### PARTS OF THE EXERCISE
**A.** According to the company law notes, in what year did Parliament bring in the Joint-stock Companies Act?
**B.** Please pick up the company law notes after their final sentence and carry them forward.

Company Law – Prof. Richard E. Gold (UWO) / Keith J. Gomes
Spring 2000 / Page 1 of 48

A corporation consists of people inside the corporation like shareholders and managers and people outside the corporation like consumers, the community, suppliers and trade-creditors, employees, the government and competitors. NB: Law firms cannot be corporations – only partnerships.

Introduction to Corporations

  • In the 16th Century, there were the letters and patents system. There were two ways for a group to work together as a commercial entity: (1) by royal prerogative or (2) by an act of the legislature. E.g. the East India Co or the Hudsons Bay Co. – were set up by royal prerogative and these companies were usually given a monopoly on that kind of trade. They had a system of shares in the company.
  • In 1720, the Bubbles Act was passed by Parliament which prohibited giving out letters patent by royal prerogative.
  • After the Industrial Revolution, corporations were again revived. In 1844, Parliament brought in the Joint-stock Companies Act. Individuals could get a corporation by registering with the government. Originally, corporations did not have limited liability – they were just a way to organise individuals.

### DATA LISTING
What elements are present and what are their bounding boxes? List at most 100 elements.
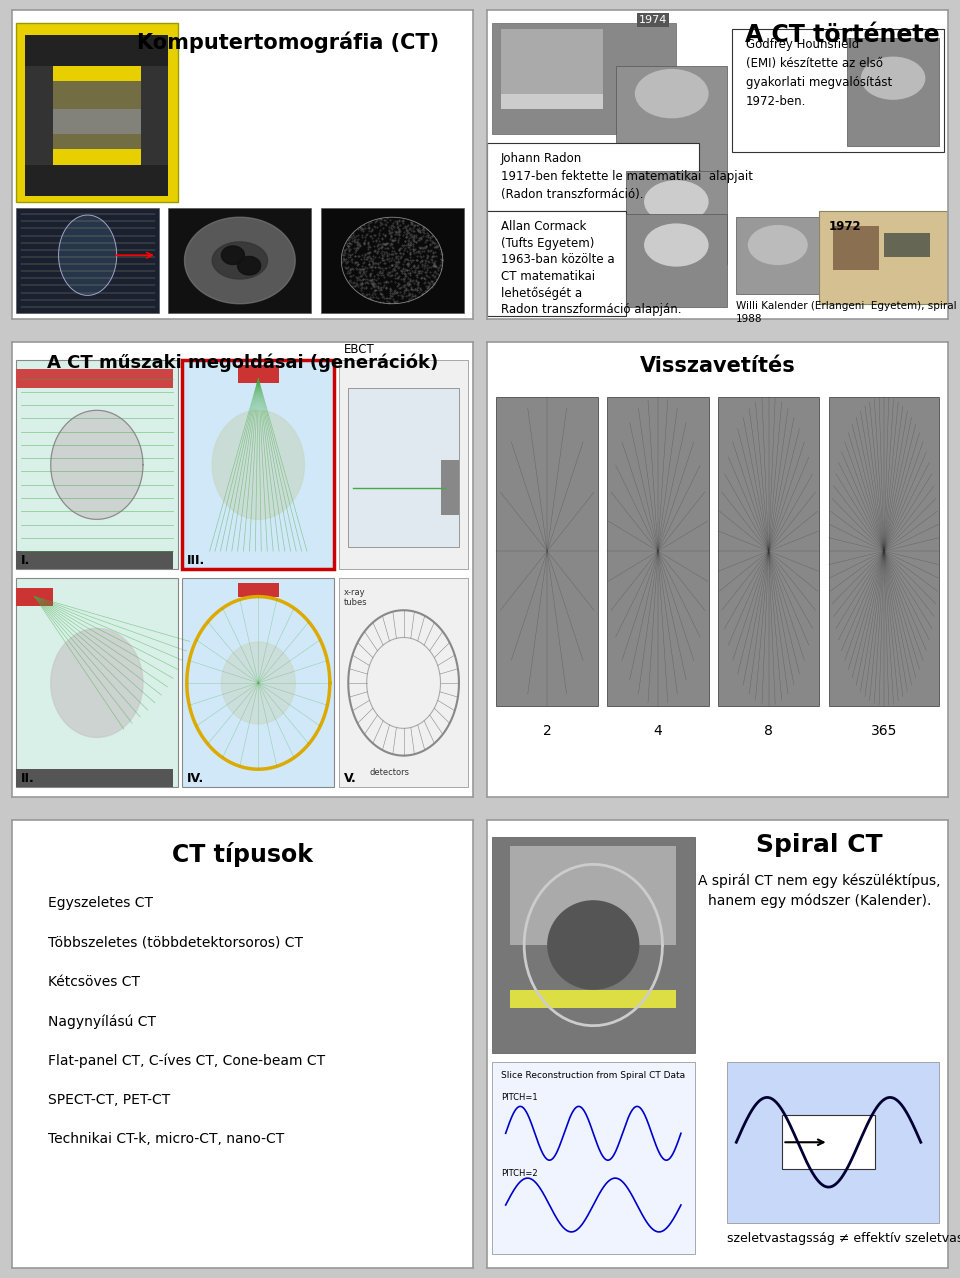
Point (358, 272, 373, 293)
Point (379, 277, 395, 298)
Point (400, 235, 416, 256)
Bar (782, 1116, 875, 1169)
Point (353, 273, 369, 294)
Point (393, 281, 408, 302)
Point (404, 285, 420, 305)
Point (417, 250, 432, 271)
Point (390, 268, 405, 289)
Point (383, 250, 398, 271)
Text: x-ray
tubes: x-ray tubes (344, 588, 368, 607)
Point (378, 243, 394, 263)
Point (412, 220, 427, 240)
Point (355, 253, 371, 273)
Point (425, 265, 441, 285)
Point (344, 225, 359, 245)
Point (362, 242, 377, 262)
Point (376, 210, 392, 230)
Point (370, 234, 385, 254)
Point (374, 213, 390, 234)
Point (391, 273, 406, 294)
Point (384, 221, 399, 242)
Point (376, 249, 392, 270)
Point (388, 252, 403, 272)
Point (380, 266, 396, 286)
Point (372, 230, 387, 250)
Point (414, 227, 429, 248)
Point (369, 231, 384, 252)
Point (383, 262, 398, 282)
Point (399, 240, 415, 261)
Point (348, 239, 364, 259)
Text: Allan Cormack
(Tufts Egyetem)
1963-ban közölte a
CT matematikai
lehetőségét a
Ra: Allan Cormack (Tufts Egyetem) 1963-ban k… (501, 220, 682, 316)
Point (412, 261, 427, 281)
Point (406, 235, 421, 256)
Point (373, 265, 389, 285)
Point (398, 266, 414, 286)
Point (372, 262, 387, 282)
Point (404, 284, 420, 304)
Point (385, 259, 400, 280)
Point (389, 291, 404, 312)
Point (401, 236, 417, 257)
Point (342, 245, 357, 266)
Point (383, 229, 398, 249)
Point (400, 253, 416, 273)
Text: PITCH=2: PITCH=2 (501, 1169, 538, 1178)
Point (335, 250, 350, 271)
Point (361, 236, 376, 257)
Point (423, 226, 439, 247)
Point (401, 285, 417, 305)
Point (338, 249, 353, 270)
Point (426, 253, 442, 273)
Point (414, 242, 429, 262)
Point (419, 225, 434, 245)
Point (427, 236, 443, 257)
Point (398, 216, 414, 236)
Bar (182, 360, 334, 569)
Point (362, 270, 377, 290)
Point (407, 215, 422, 235)
Point (398, 226, 414, 247)
Point (355, 270, 371, 290)
Point (359, 258, 374, 279)
Point (366, 272, 381, 293)
Point (413, 277, 428, 298)
Point (371, 272, 386, 293)
Point (356, 258, 372, 279)
Point (351, 259, 367, 280)
Point (424, 271, 440, 291)
Point (393, 248, 408, 268)
Point (361, 215, 376, 235)
FancyBboxPatch shape (487, 211, 626, 316)
Point (348, 252, 363, 272)
Point (374, 244, 390, 265)
Point (406, 221, 421, 242)
Point (420, 240, 436, 261)
Point (365, 230, 380, 250)
Text: 1972: 1972 (828, 220, 861, 234)
Point (340, 263, 355, 284)
Point (387, 224, 402, 244)
Point (426, 256, 442, 276)
Bar (16, 23, 178, 202)
Point (411, 261, 426, 281)
Point (362, 266, 377, 286)
Point (396, 268, 411, 289)
Point (385, 236, 400, 257)
Point (349, 256, 365, 276)
Point (367, 242, 382, 262)
Point (363, 270, 378, 290)
Point (379, 212, 395, 233)
Point (412, 221, 427, 242)
Point (337, 240, 352, 261)
Text: Flat-panel CT, C-íves CT, Cone-beam CT: Flat-panel CT, C-íves CT, Cone-beam CT (48, 1053, 325, 1068)
Point (354, 272, 370, 293)
Point (396, 211, 411, 231)
Point (406, 231, 421, 252)
Point (367, 276, 382, 296)
Point (372, 284, 388, 304)
Point (360, 284, 375, 304)
Point (356, 233, 372, 253)
Point (379, 291, 395, 312)
Point (406, 225, 421, 245)
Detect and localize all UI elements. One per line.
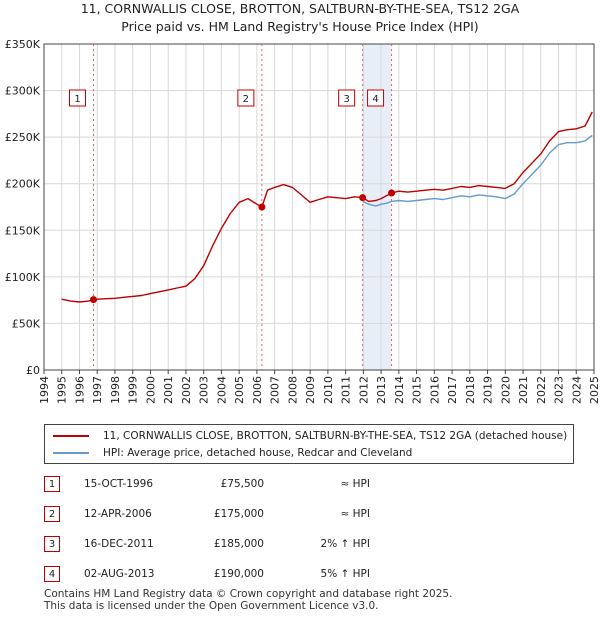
sale-hpi-comparison: 2% ↑ HPI bbox=[320, 538, 370, 550]
x-tick-label: 2008 bbox=[286, 376, 299, 404]
legend-hpi-label: HPI: Average price, detached house, Redc… bbox=[103, 447, 413, 459]
legend-property-swatch bbox=[53, 435, 89, 437]
y-tick-label: £0 bbox=[26, 364, 40, 377]
sale-marker-box bbox=[367, 89, 385, 107]
legend-entry-property: 11, CORNWALLIS CLOSE, BROTTON, SALTBURN-… bbox=[53, 428, 567, 444]
x-tick-label: 2005 bbox=[233, 376, 246, 404]
sale-date: 16-DEC-2011 bbox=[84, 538, 154, 550]
footer-note: Contains HM Land Registry data © Crown c… bbox=[44, 588, 452, 612]
hpi-line bbox=[362, 134, 593, 207]
legend-hpi-swatch bbox=[53, 452, 89, 454]
x-tick-label: 2004 bbox=[215, 376, 228, 404]
x-tick-label: 1999 bbox=[127, 376, 140, 404]
sale-marker-number: 1 bbox=[74, 94, 80, 105]
x-tick-label: 2000 bbox=[144, 376, 157, 404]
chart-title: 11, CORNWALLIS CLOSE, BROTTON, SALTBURN-… bbox=[0, 0, 600, 36]
sale-price: £185,000 bbox=[213, 538, 264, 550]
x-tick-label: 2003 bbox=[198, 376, 211, 404]
sale-marker-label: 3 bbox=[44, 536, 60, 552]
y-tick-label: £50K bbox=[12, 317, 41, 330]
x-tick-label: 2016 bbox=[428, 376, 441, 404]
x-tick-label: 2023 bbox=[553, 376, 566, 404]
sale-marker-number: 3 bbox=[343, 94, 349, 105]
legend-entry-hpi: HPI: Average price, detached house, Redc… bbox=[53, 445, 412, 461]
y-tick-label: £250K bbox=[5, 131, 41, 144]
x-tick-label: 2012 bbox=[357, 376, 370, 404]
x-tick-label: 2013 bbox=[375, 376, 388, 404]
sale-marker-box bbox=[338, 89, 356, 107]
sale-price: £75,500 bbox=[220, 478, 264, 490]
x-tick-label: 2020 bbox=[499, 376, 512, 404]
sale-marker-box bbox=[237, 89, 255, 107]
sale-marker-label: 1 bbox=[44, 476, 60, 492]
x-tick-label: 2018 bbox=[464, 376, 477, 404]
sale-price: £190,000 bbox=[213, 568, 264, 580]
y-tick-label: £100K bbox=[5, 271, 41, 284]
chart-legend: 11, CORNWALLIS CLOSE, BROTTON, SALTBURN-… bbox=[44, 424, 574, 464]
x-tick-label: 2021 bbox=[517, 376, 530, 404]
sale-date: 02-AUG-2013 bbox=[84, 568, 155, 580]
x-tick-label: 1994 bbox=[38, 376, 51, 404]
x-tick-label: 2011 bbox=[340, 376, 353, 404]
sale-date: 12-APR-2006 bbox=[84, 508, 152, 520]
sale-marker-number: 2 bbox=[243, 94, 249, 105]
sale-point bbox=[258, 203, 266, 211]
sale-hpi-comparison: ≈ HPI bbox=[340, 478, 370, 490]
x-tick-label: 2010 bbox=[322, 376, 335, 404]
sale-marker-box bbox=[69, 89, 86, 107]
x-tick-label: 2006 bbox=[251, 376, 264, 404]
legend-property-label: 11, CORNWALLIS CLOSE, BROTTON, SALTBURN-… bbox=[103, 430, 568, 442]
x-tick-label: 2001 bbox=[162, 376, 175, 404]
sale-hpi-comparison: ≈ HPI bbox=[340, 508, 370, 520]
sale-row-2: 2 12-APR-2006 £175,000 ≈ HPI bbox=[44, 506, 584, 526]
price-chart: £0 £50K £100K £150K £200K £250K £300K £350K 1994… bbox=[5, 38, 600, 404]
y-tick-label: £200K bbox=[5, 178, 41, 191]
x-tick-label: 2007 bbox=[269, 376, 282, 404]
x-tick-label: 2017 bbox=[446, 376, 459, 404]
sale-row-1: 1 15-OCT-1996 £75,500 ≈ HPI bbox=[44, 476, 584, 496]
x-tick-label: 1997 bbox=[91, 376, 104, 404]
x-tick-label: 2019 bbox=[482, 376, 495, 404]
x-tick-label: 1996 bbox=[73, 376, 86, 404]
x-tick-label: 2014 bbox=[393, 376, 406, 404]
sale-date: 15-OCT-1996 bbox=[84, 478, 153, 490]
sale-marker-label: 4 bbox=[44, 566, 60, 582]
sale-marker-label: 2 bbox=[44, 506, 60, 522]
sale-row-4: 4 02-AUG-2013 £190,000 5% ↑ HPI bbox=[44, 566, 584, 586]
y-tick-label: £300K bbox=[5, 85, 41, 98]
sale-point bbox=[388, 189, 396, 197]
footer-line-1: Contains HM Land Registry data © Crown c… bbox=[44, 588, 453, 600]
title-line-1: 11, CORNWALLIS CLOSE, BROTTON, SALTBURN-… bbox=[80, 1, 520, 16]
y-tick-label: £350K bbox=[5, 38, 41, 51]
sale-row-3: 3 16-DEC-2011 £185,000 2% ↑ HPI bbox=[44, 536, 584, 556]
sale-hpi-comparison: 5% ↑ HPI bbox=[320, 568, 370, 580]
x-tick-label: 1995 bbox=[56, 376, 69, 404]
x-tick-label: 2024 bbox=[570, 376, 583, 404]
sale-price: £175,000 bbox=[213, 508, 264, 520]
plot-frame bbox=[43, 43, 595, 371]
x-tick-label: 2022 bbox=[535, 376, 548, 404]
x-tick-label: 2009 bbox=[304, 376, 317, 404]
x-tick-label: 1998 bbox=[109, 376, 122, 404]
plot-area bbox=[44, 44, 594, 370]
title-line-2: Price paid vs. HM Land Registry's House … bbox=[121, 19, 479, 34]
y-tick-label: £150K bbox=[5, 224, 41, 237]
sale-point bbox=[359, 194, 367, 202]
footer-line-2: This data is licensed under the Open Gov… bbox=[44, 600, 379, 612]
sale-point bbox=[90, 296, 97, 304]
x-tick-label: 2015 bbox=[411, 376, 424, 404]
x-tick-label: 2002 bbox=[180, 376, 193, 404]
x-tick-label: 2025 bbox=[588, 376, 600, 404]
sale-marker-number: 4 bbox=[372, 94, 378, 105]
property-price-line bbox=[61, 111, 593, 303]
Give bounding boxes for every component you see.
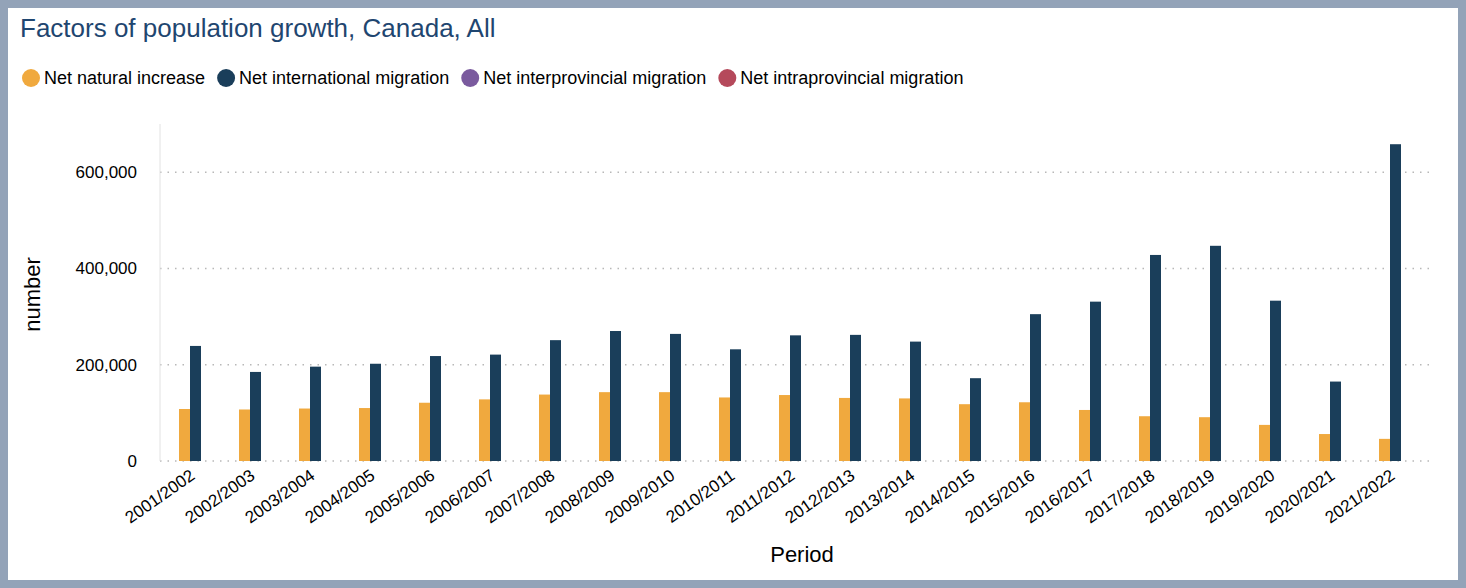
- bar: [659, 392, 670, 461]
- bar: [779, 395, 790, 461]
- bar: [970, 378, 981, 461]
- bar: [1210, 246, 1221, 461]
- y-tick-label: 400,000: [76, 259, 137, 278]
- y-tick-label: 0: [128, 452, 137, 471]
- legend-swatch: [22, 69, 40, 87]
- bar: [539, 395, 550, 461]
- bar: [419, 403, 430, 461]
- bar: [479, 399, 490, 461]
- legend-swatch: [461, 69, 479, 87]
- legend-entry: Net interprovincial migration: [461, 68, 706, 88]
- x-axis-title: Period: [770, 542, 834, 567]
- bar: [1330, 382, 1341, 461]
- legend-label: Net interprovincial migration: [483, 68, 706, 88]
- bar: [730, 349, 741, 461]
- legend-entry: Net intraprovincial migration: [718, 68, 963, 88]
- bar: [1150, 255, 1161, 461]
- bar: [250, 372, 261, 461]
- y-tick-label: 600,000: [76, 163, 137, 182]
- y-axis-title: number: [20, 257, 45, 332]
- bar: [899, 398, 910, 461]
- bar: [179, 409, 190, 461]
- bar: [239, 409, 250, 461]
- bar: [599, 392, 610, 461]
- bar: [359, 408, 370, 461]
- chart: Factors of population growth, Canada, Al…: [0, 0, 1466, 588]
- bar: [610, 331, 621, 461]
- title: Factors of population growth, Canada, Al…: [20, 13, 496, 43]
- bar: [1390, 144, 1401, 461]
- legend-entry: Net international migration: [217, 68, 449, 88]
- bar: [550, 340, 561, 461]
- bar: [719, 397, 730, 461]
- bar: [1319, 434, 1330, 461]
- bar: [850, 335, 861, 461]
- bar: [670, 334, 681, 461]
- bar: [370, 364, 381, 461]
- bar: [190, 346, 201, 461]
- legend-swatch: [217, 69, 235, 87]
- bar: [1259, 425, 1270, 461]
- bar: [839, 398, 850, 461]
- bar: [490, 355, 501, 461]
- bar: [1139, 416, 1150, 461]
- bar: [299, 409, 310, 461]
- y-axis-line: [160, 124, 161, 461]
- grid-line: [160, 171, 1430, 173]
- legend-entry: Net natural increase: [22, 68, 205, 88]
- bar: [959, 404, 970, 461]
- bar: [1019, 402, 1030, 461]
- bar: [1199, 417, 1210, 461]
- bar: [1270, 301, 1281, 461]
- bar: [1090, 302, 1101, 461]
- bar: [790, 335, 801, 461]
- grid-line: [160, 268, 1430, 270]
- bar: [430, 356, 441, 461]
- x-tick-label: 2021/2022: [1322, 466, 1399, 528]
- bar: [310, 367, 321, 461]
- bar: [910, 342, 921, 461]
- legend-label: Net natural increase: [44, 68, 205, 88]
- bar: [1079, 410, 1090, 461]
- bar: [1379, 439, 1390, 461]
- legend-label: Net intraprovincial migration: [740, 68, 963, 88]
- legend-swatch: [718, 69, 736, 87]
- y-tick-label: 200,000: [76, 356, 137, 375]
- legend-label: Net international migration: [239, 68, 449, 88]
- bar: [1030, 314, 1041, 461]
- bars: [179, 144, 1401, 461]
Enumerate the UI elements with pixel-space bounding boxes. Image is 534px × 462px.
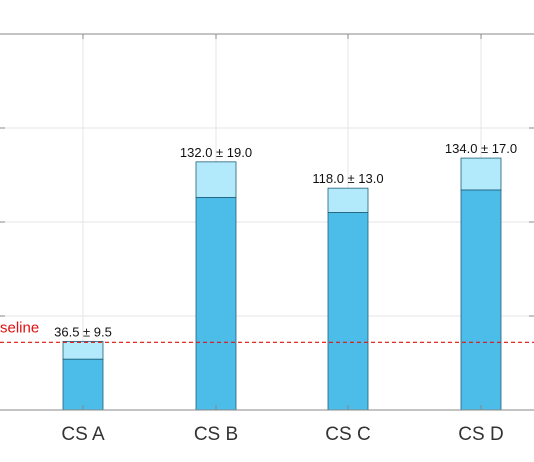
- bar-lower-4: [460, 189, 502, 411]
- bar-upper-1: [62, 340, 104, 360]
- bar-lower-2: [195, 197, 237, 411]
- x-tick-label-3: CS C: [325, 424, 370, 445]
- data-label-1: 36.5 ± 9.5: [54, 324, 112, 339]
- data-label-2: 132.0 ± 19.0: [180, 145, 252, 160]
- reference-line-group: seline: [0, 319, 534, 343]
- x-tick-label-4: CS D: [458, 424, 503, 445]
- bar-upper-4: [460, 157, 502, 191]
- data-label-3: 118.0 ± 13.0: [312, 171, 383, 186]
- data-label-4: 134.0 ± 17.0: [445, 141, 517, 156]
- bar-lower-1: [62, 358, 104, 411]
- axes: [0, 33, 534, 411]
- bar-lower-3: [327, 212, 369, 411]
- bar-upper-2: [195, 161, 237, 198]
- reference-line-label: seline: [0, 319, 39, 336]
- bars: [62, 157, 502, 411]
- x-tick-label-2: CS B: [194, 424, 238, 445]
- labels: 36.5 ± 9.5 CS A 132.0 ± 19.0 CS B 118.0 ± 13…: [54, 141, 517, 445]
- x-tick-label-1: CS A: [61, 424, 105, 445]
- bar-upper-3: [327, 187, 369, 214]
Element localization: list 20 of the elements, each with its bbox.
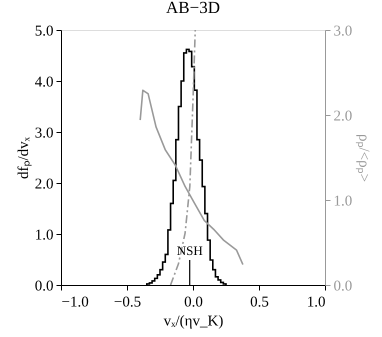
y2-tick-label: 3.0 bbox=[334, 24, 352, 40]
chart-title: AB−3D bbox=[166, 0, 220, 17]
x-axis-title: vₓ/(ηv_K) bbox=[164, 314, 224, 330]
x-tick-label: 0.0 bbox=[184, 294, 203, 310]
y-tick-label: 3.0 bbox=[34, 126, 54, 142]
y-tick-label: 4.0 bbox=[34, 74, 54, 90]
y2-axis-title: ρₚ/<ρₚ> bbox=[355, 134, 372, 182]
y-tick-label: 2.0 bbox=[34, 176, 54, 192]
y-axis-title: dfₚ/dvₓ bbox=[16, 136, 32, 180]
y2-tick-label: 0.0 bbox=[334, 278, 352, 294]
y-tick-label: 5.0 bbox=[34, 24, 54, 40]
y2-tick-label: 2.0 bbox=[334, 108, 352, 124]
ref-line-label: NSH bbox=[176, 243, 203, 258]
x-tick-label: −1.0 bbox=[62, 294, 89, 310]
x-tick-label: 1.0 bbox=[306, 294, 326, 310]
y-tick-label: 0.0 bbox=[34, 278, 54, 294]
y2-tick-label: 1.0 bbox=[334, 194, 352, 210]
x-tick-label: −0.5 bbox=[114, 294, 142, 310]
x-tick-label: 0.5 bbox=[250, 294, 269, 310]
y-tick-label: 1.0 bbox=[34, 228, 54, 244]
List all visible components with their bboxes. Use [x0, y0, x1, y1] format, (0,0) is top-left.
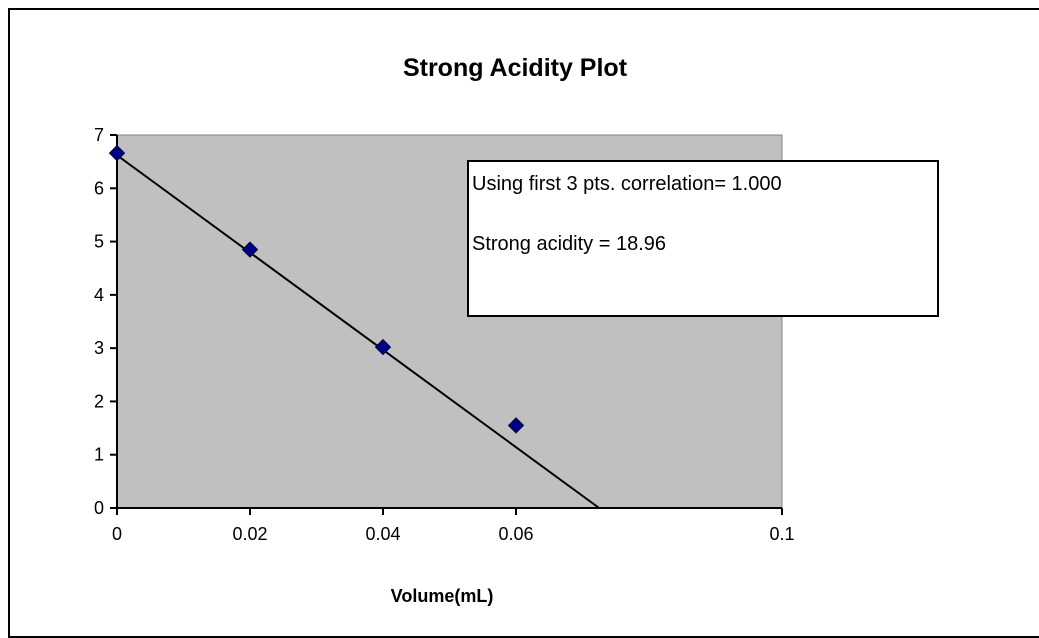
chart-title: Strong Acidity Plot	[403, 54, 628, 82]
data-point	[241, 241, 259, 258]
chart-svg: Strong Acidity Plot 0 1 2 3 4 5 6 7 0 0.02 0.04 0.0…	[94, 54, 939, 606]
annotation-line-2: Strong acidity = 18.96	[472, 233, 666, 255]
y-tick-label: 7	[94, 125, 104, 145]
tick-labels: 0 1 2 3 4 5 6 7 0 0.02 0.04 0.06 0.1	[94, 125, 795, 544]
y-tick-label: 0	[94, 498, 104, 518]
chart-frame: Strong Acidity Plot 0 1 2 3 4 5 6 7 0 0.02 0.04 0.0…	[8, 8, 1039, 638]
y-tick-label: 2	[94, 391, 104, 411]
data-point	[374, 338, 392, 356]
x-tick-label: 0	[112, 524, 122, 544]
y-tick-label: 3	[94, 338, 104, 358]
y-tick-label: 5	[94, 232, 104, 252]
data-points	[108, 144, 525, 434]
x-tick-label: 0.04	[365, 524, 400, 544]
trendline	[116, 154, 600, 509]
axes	[110, 134, 783, 515]
y-tick-label: 4	[94, 285, 104, 305]
x-tick-label: 0.06	[498, 524, 533, 544]
data-point	[507, 417, 525, 434]
x-axis-title: Volume(mL)	[391, 586, 494, 606]
annotation-box: Using first 3 pts. correlation= 1.000 St…	[467, 160, 939, 317]
trendline-group	[116, 154, 600, 509]
y-tick-label: 6	[94, 178, 104, 198]
annotation-line-1: Using first 3 pts. correlation= 1.000	[472, 173, 782, 195]
x-tick-label: 0.02	[232, 524, 267, 544]
data-point	[108, 144, 126, 162]
y-tick-label: 1	[94, 445, 104, 465]
x-tick-label: 0.1	[769, 524, 794, 544]
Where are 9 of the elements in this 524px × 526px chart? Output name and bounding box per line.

### OUTPUTS
**A.** 1844

**B.**
  • In 1855, limited liability was introduced with the Companies Act of 1855. Canada set up its own corporate law which relied on the Crown’s prerogative. Newer provinces followed the negotiations route. The difference between the two was that the royal prerogative was based on the power and discretion of the king and queen. The registration route provided that if the documents were appropriate, you could get a corporation without any discretion.
  • In the 1970s, corporate law was revised and based on the American model – the registration system. The Canada Business Corporations Act was passed.

Reasons to incorporate:

• limited liability

• efficiency / cost-effectiveness

• tax advantages

• umbrella organization

• "psychological" grouping together

Stakeholders Interest

• owners / shareholders return on investment

• employees security & income

• management security & income & return

• suppliers success & profit

• customers / distributors goods & services & price

• funders / investors / banks stability & return

• competitors increased market share & fairness

• government stability & taxes

• community jobs & environmental friendliness

Capital Structure

Used by the company to finance its operations.

In theory, in a corporation, shareholders elect a board of directors which appoints officers (CEO, President, VP, Treasurer, Secretary) which run the corporation on a day to day basis. Officers and the Board of Directors are agents of the corporation. One individual may be an officer, director and shareholder. These are functions, not individuals.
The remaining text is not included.